GIVEN TEXT>
- Opening Delimiter -

Apr 4 2008 by Tomos Livingstone, Western Mail
A FORMER government minister has admitted being so frustrated by the high price of a life- saving drug that he imported it himself from the US for a constituent.
Nick Ainger, formerly a Wales Office Minister, said back in 1999 that a child in his constituency was being treated with the drug Epoprostenol for a heart condition, at an annual cost of £120,000.
Funding for the treatment was to be withdrawn, but the Carmarthen West and South Pembrokeshire MP said he was aware the drug’s price in the US was one-eighth of what the NHS was being charged by the manufacturer Glaxo- SmithKline.
He said, “I made an arrangement with the pharmacist at Withybush Hospital in my constituency, and we started to import drugs from North America at one eighth of the price that was quoted in this country.
“There is room for serious negotiation. I know that the price has come down; I do not dispute that.
“I know also that because they are ultra-orphan drugs [drugs for rare diseases], they are extremely expensive.”

- Closing Delimiter -

SUPPLIED INFORMATION>

- Opening Delimiter -

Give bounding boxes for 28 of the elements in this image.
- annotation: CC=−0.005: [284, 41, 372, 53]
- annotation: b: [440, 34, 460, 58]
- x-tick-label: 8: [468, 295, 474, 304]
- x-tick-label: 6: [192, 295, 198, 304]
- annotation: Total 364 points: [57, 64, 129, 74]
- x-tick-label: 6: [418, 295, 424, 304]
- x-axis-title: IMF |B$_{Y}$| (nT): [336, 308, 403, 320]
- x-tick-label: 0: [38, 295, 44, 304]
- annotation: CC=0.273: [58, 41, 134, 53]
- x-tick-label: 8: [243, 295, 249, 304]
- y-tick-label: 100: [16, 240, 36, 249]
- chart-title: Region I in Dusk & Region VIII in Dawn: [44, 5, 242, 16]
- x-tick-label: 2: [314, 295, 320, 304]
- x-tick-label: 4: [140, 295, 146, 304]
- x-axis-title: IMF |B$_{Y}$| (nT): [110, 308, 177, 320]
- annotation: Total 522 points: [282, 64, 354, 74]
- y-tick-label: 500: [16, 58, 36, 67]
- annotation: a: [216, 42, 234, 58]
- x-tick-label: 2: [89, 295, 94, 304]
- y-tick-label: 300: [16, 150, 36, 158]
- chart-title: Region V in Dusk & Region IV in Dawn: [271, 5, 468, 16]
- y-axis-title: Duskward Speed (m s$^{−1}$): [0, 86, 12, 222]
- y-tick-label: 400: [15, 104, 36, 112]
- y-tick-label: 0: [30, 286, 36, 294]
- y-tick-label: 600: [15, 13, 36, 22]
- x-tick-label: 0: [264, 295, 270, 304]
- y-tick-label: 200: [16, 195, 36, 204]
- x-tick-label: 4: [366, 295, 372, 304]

- Closing Delimiter -

TASK DESCRIPTION> Write out the part of the drug-import article that opens with the words "Apr 4 2008 by" and closes with "for a constituent.". Rely only on the article about the imported heart drug.

WRITTEN SOLUTION>
Apr 4 2008 by Tomos Livingstone, Western Mail
A FORMER government minister has admitted being so frustrated by the high price of a life- saving drug that he imported it himself from the US for a constituent.